* [WHAT YOU HAVE TO DO]:
Find the lines holding the string "libro" in the data, then copy all of them.

(Extracted data entries)
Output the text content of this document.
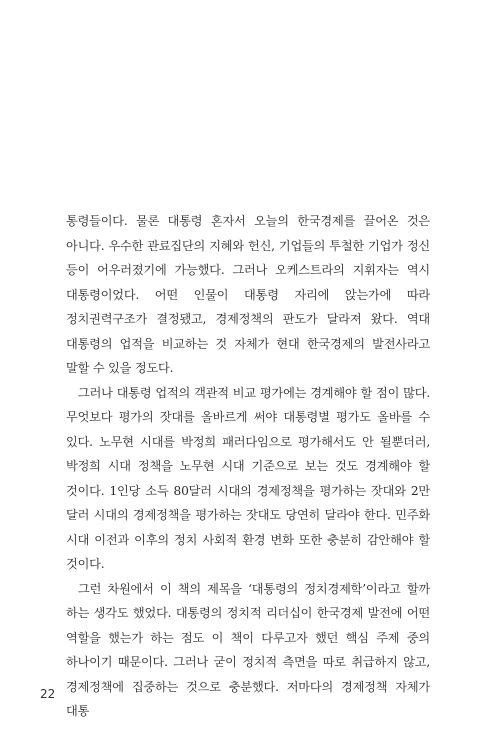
통령들이다. 물론 대통령 혼자서 오늘의 한국경제를 끌어온 것은 아니다. 우수한 관료집단의 지혜와 헌신, 기업들의 투철한 기업가 정신 등이 어우러졌기에 가능했다. 그러나 오케스트라의 지휘자는 역시 대통령이었다. 어떤 인물이 대통령 자리에 앉는가에 따라 정치권력구조가 결정됐고, 경제정책의 판도가 달라져 왔다. 역대 대통령의 업적을 비교하는 것 자체가 현대 한국경제의 발전사라고 말할 수 있을 정도다.

그러나 대통령 업적의 객관적 비교 평가에는 경계해야 할 점이 많다. 무엇보다 평가의 잣대를 올바르게 써야 대통령별 평가도 올바를 수 있다. 노무현 시대를 박정희 패러다임으로 평가해서도 안 될뿐더러, 박정희 시대 정책을 노무현 시대 기준으로 보는 것도 경계해야 할 것이다. 1인당 소득 80달러 시대의 경제정책을 평가하는 잣대와 2만 달러 시대의 경제정책을 평가하는 잣대도 당연히 달라야 한다. 민주화 시대 이전과 이후의 정치 사회적 환경 변화 또한 충분히 감안해야 할 것이다.

그런 차원에서 이 책의 제목을 ‘대통령의 정치경제학’이라고 할까 하는 생각도 했었다. 대통령의 정치적 리더십이 한국경제 발전에 어떤 역할을 했는가 하는 점도 이 책이 다루고자 했던 핵심 주제 중의 하나이기 때문이다. 그러나 굳이 정치적 측면을 따로 취급하지 않고, 경제정책에 집중하는 것으로 충분했다. 저마다의 경제정책 자체가 대통

22
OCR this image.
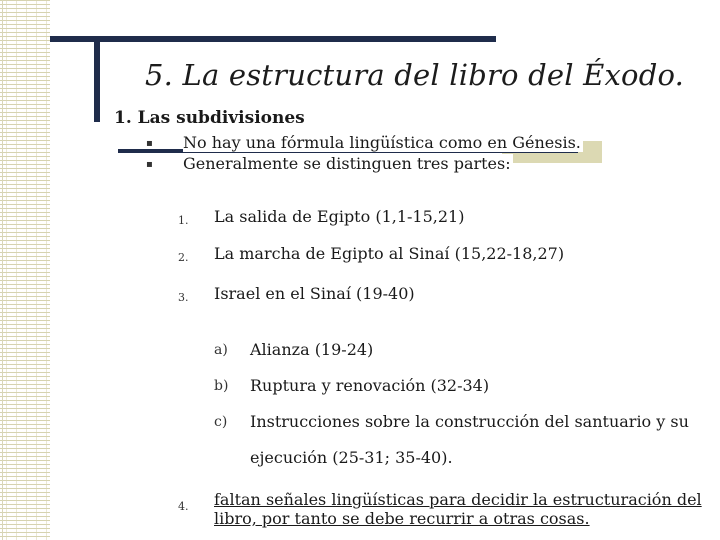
5. La estructura del libro del Éxodo.
1. Las subdivisiones
▪ No hay una fórmula lingüística como en Génesis.
▪ Generalmente se distinguen tres partes:
1. La salida de Egipto (1,1-15,21)
2. La marcha de Egipto al Sinaí (15,22-18,27)
3. Israel en el Sinaí (19-40)
a) Alianza (19-24)
b) Ruptura y renovación (32-34)
c) Instrucciones sobre la construcción del santuario y su
ejecución (25-31; 35-40).
4. faltan señales lingüísticas para decidir la estructuración del
libro, por tanto se debe recurrir a otras cosas.
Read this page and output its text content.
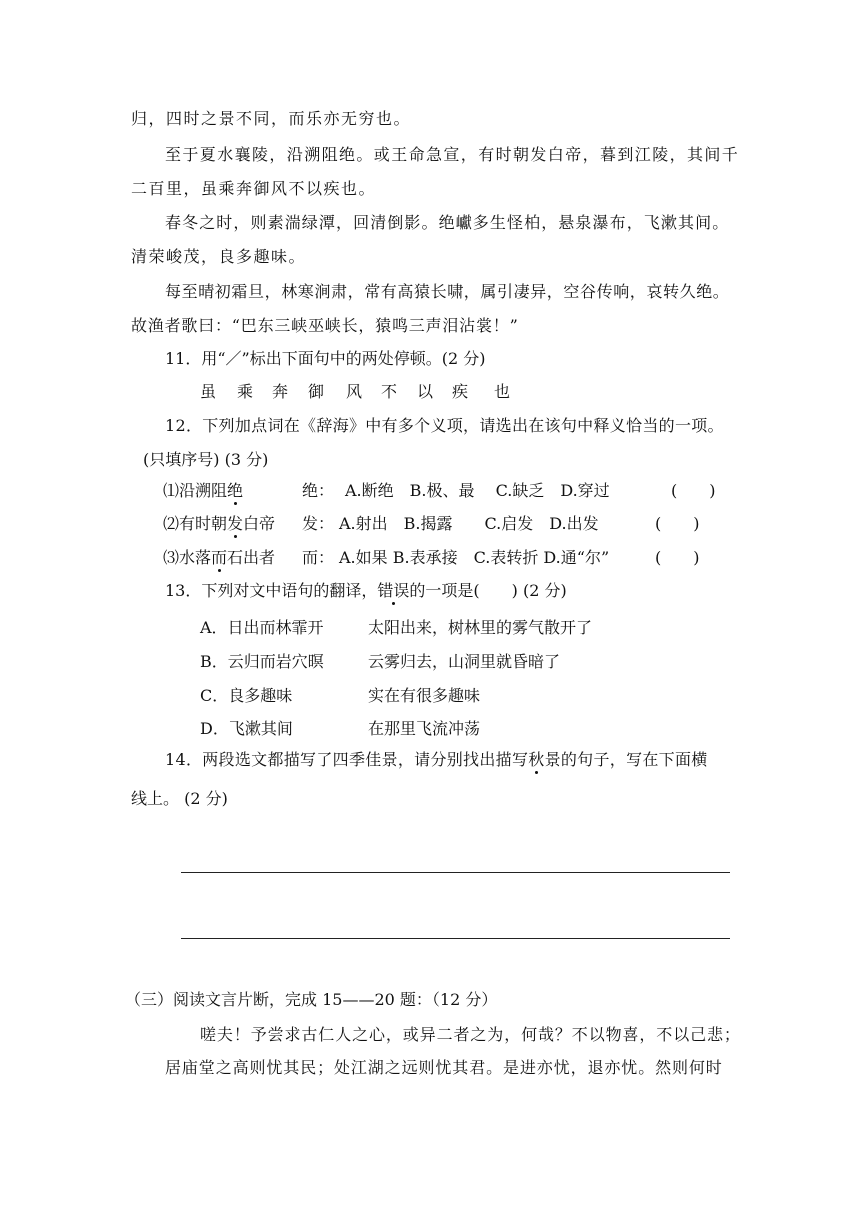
归，四时之景不同，而乐亦无穷也。
至于夏水襄陵，沿溯阻绝。或王命急宣，有时朝发白帝，暮到江陵，其间千
二百里，虽乘奔御风不以疾也。
春冬之时，则素湍绿潭，回清倒影。绝巘多生怪柏，悬泉瀑布，飞漱其间。
清荣峻茂，良多趣味。
每至晴初霜旦，林寒涧肃，常有高猿长啸，属引凄异，空谷传响，哀转久绝。
故渔者歌曰：“巴东三峡巫峡长，猿鸣三声泪沾裳！”
11．用“／”标出下面句中的两处停顿。(2 分)
虽 乘 奔 御 风 不 以 疾 也
12．下列加点词在《辞海》中有多个义项，请选出在该句中释义恰当的一项。
(只填序号) (3 分)
⑴沿溯阻绝	绝： A.断绝　B.极、最　 C.缺乏　D.穿过	(　　)
⑵有时朝发白帝 发： A.射出　B.揭露　　C.启发　D.出发	(　　)
⑶水落而石出者 而： A.如果 B.表承接　C.表转折 D.通“尔”	(　　)
13．下列对文中语句的翻译，错误的一项是(　　) (2 分)
A．日出而林霏开	太阳出来，树林里的雾气散开了
B．云归而岩穴暝	云雾归去，山洞里就昏暗了
C．良多趣味	实在有很多趣味
D．飞漱其间	在那里飞流冲荡
14．两段选文都描写了四季佳景，请分别找出描写秋景的句子，写在下面横
线上。 (2 分)
（三）阅读文言片断，完成 15——20 题：（12 分）
嗟夫！予尝求古仁人之心，或异二者之为，何哉？不以物喜，不以己悲；
居庙堂之高则忧其民；处江湖之远则忧其君。是进亦忧，退亦忧。然则何时
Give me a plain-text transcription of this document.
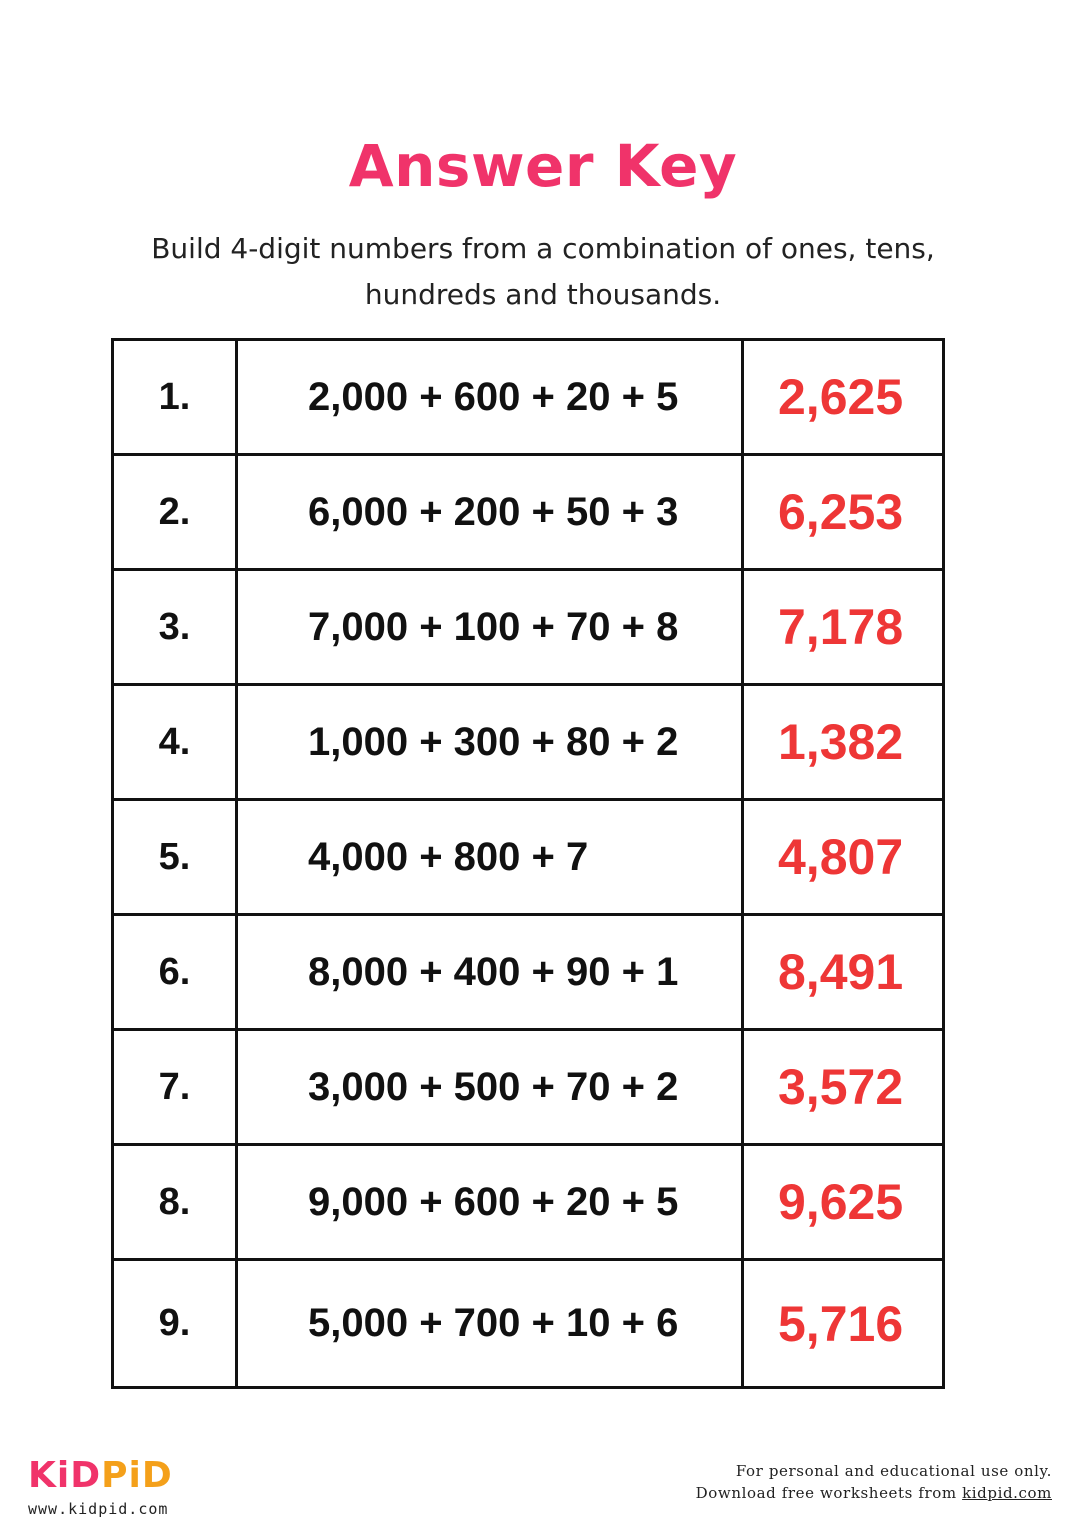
Answer Key
Build 4-digit numbers from a combination of ones, tens,
hundreds and thousands.
1.	2,000 + 600 + 20 + 5	2,625
2.	6,000 + 200 + 50 + 3	6,253
3.	7,000 + 100 + 70 + 8	7,178
4.	1,000 + 300 + 80 + 2	1,382
5.	4,000 + 800 + 7	4,807
6.	8,000 + 400 + 90 + 1	8,491
7.	3,000 + 500 + 70 + 2	3,572
8.	9,000 + 600 + 20 + 5	9,625
9.	5,000 + 700 + 10 + 6	5,716
KiDPiD
www.kidpid.com
For personal and educational use only.
Download free worksheets from kidpid.com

* [ANSWER BELOW]:
5. La estructura del libro del Éxodo.
libro, por tanto se debe recurrir a otras cosas.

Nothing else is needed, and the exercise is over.